● Stated exercise
Pull out every line containing the string "name".

● Extracted material

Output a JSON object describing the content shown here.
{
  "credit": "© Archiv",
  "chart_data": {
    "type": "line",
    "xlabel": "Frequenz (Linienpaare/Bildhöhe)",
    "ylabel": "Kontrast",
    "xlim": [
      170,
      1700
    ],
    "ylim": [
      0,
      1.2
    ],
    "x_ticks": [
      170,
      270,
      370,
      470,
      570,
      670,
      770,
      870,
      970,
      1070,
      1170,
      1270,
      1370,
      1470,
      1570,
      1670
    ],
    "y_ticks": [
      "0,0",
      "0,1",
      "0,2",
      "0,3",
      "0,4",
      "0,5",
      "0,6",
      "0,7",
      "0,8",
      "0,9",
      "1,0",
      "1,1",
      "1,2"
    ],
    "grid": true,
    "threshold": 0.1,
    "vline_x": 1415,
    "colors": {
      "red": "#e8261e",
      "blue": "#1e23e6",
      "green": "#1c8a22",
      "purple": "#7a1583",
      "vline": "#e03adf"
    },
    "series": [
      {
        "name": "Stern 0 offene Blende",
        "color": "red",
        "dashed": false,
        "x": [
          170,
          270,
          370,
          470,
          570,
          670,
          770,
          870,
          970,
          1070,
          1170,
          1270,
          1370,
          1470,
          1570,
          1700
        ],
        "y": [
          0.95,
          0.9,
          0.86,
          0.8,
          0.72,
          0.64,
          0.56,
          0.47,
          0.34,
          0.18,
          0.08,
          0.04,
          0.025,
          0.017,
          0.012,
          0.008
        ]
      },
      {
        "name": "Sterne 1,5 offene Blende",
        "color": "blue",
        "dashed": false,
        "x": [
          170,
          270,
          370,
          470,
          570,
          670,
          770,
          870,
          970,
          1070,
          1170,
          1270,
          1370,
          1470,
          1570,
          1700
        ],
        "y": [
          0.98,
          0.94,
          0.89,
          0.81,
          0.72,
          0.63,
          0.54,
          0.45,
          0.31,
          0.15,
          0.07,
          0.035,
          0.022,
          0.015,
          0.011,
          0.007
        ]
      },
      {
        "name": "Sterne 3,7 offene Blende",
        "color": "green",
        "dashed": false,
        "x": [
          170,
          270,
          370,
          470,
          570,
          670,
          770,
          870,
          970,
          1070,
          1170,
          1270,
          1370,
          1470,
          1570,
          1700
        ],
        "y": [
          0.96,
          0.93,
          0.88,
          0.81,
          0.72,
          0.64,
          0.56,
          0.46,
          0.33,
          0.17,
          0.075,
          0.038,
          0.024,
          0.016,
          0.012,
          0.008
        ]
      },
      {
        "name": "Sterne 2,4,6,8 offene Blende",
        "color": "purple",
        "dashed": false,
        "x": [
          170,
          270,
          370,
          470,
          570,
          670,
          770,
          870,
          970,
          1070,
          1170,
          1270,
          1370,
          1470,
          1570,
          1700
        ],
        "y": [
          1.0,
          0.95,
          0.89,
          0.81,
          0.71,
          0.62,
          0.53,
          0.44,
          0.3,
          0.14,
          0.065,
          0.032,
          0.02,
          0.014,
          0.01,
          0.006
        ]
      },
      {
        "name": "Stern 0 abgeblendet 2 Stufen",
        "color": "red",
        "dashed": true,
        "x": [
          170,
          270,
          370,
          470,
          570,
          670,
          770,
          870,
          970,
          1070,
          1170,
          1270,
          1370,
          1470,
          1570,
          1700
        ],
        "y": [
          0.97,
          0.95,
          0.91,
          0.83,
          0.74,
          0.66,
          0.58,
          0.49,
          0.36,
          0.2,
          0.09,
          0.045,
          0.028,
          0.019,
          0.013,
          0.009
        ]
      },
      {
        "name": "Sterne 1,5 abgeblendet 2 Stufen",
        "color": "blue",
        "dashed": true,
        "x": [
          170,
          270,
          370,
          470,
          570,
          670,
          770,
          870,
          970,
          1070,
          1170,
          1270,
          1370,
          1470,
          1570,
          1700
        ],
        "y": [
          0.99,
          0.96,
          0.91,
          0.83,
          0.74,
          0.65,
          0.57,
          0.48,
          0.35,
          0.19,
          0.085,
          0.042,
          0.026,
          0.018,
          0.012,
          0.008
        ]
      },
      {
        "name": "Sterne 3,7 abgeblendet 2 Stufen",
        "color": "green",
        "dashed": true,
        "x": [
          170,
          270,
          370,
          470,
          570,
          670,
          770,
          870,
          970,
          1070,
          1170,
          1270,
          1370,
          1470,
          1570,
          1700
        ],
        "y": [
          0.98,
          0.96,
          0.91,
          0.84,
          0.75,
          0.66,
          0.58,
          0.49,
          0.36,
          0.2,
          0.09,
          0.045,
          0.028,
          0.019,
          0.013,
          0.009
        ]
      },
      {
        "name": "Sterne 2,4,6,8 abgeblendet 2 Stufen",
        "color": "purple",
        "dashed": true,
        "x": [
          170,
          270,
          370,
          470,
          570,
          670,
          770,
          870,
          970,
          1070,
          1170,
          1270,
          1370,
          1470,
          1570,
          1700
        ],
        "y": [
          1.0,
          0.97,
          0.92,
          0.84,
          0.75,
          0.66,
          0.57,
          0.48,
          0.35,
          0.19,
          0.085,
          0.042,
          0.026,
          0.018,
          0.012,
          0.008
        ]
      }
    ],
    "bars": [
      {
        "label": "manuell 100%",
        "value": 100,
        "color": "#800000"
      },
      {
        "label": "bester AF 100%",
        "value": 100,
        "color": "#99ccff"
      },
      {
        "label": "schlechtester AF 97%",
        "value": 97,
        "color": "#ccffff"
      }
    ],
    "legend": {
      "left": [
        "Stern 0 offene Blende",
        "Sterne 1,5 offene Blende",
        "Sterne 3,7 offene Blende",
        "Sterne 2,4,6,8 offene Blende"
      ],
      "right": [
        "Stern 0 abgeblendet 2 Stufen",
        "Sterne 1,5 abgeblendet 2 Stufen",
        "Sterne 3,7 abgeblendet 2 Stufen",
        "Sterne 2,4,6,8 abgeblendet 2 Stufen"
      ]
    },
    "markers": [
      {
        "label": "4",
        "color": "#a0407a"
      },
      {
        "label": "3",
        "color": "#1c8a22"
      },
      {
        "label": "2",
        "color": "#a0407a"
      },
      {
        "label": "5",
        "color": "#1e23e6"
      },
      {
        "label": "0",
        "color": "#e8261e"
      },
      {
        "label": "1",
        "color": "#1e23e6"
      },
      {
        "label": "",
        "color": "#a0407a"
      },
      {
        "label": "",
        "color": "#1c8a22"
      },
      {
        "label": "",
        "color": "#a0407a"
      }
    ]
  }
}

● The output
        "name": "Stern 0 offene Blende",
        "name": "Sterne 1,5 offene Blende",
        "name": "Sterne 3,7 offene Blende",
        "name": "Sterne 2,4,6,8 offene Blende",
        "name": "Stern 0 abgeblendet 2 Stufen",
        "name": "Sterne 1,5 abgeblendet 2 Stufen",
        "name": "Sterne 3,7 abgeblendet 2 Stufen",
        "name": "Sterne 2,4,6,8 abgeblendet 2 Stufen",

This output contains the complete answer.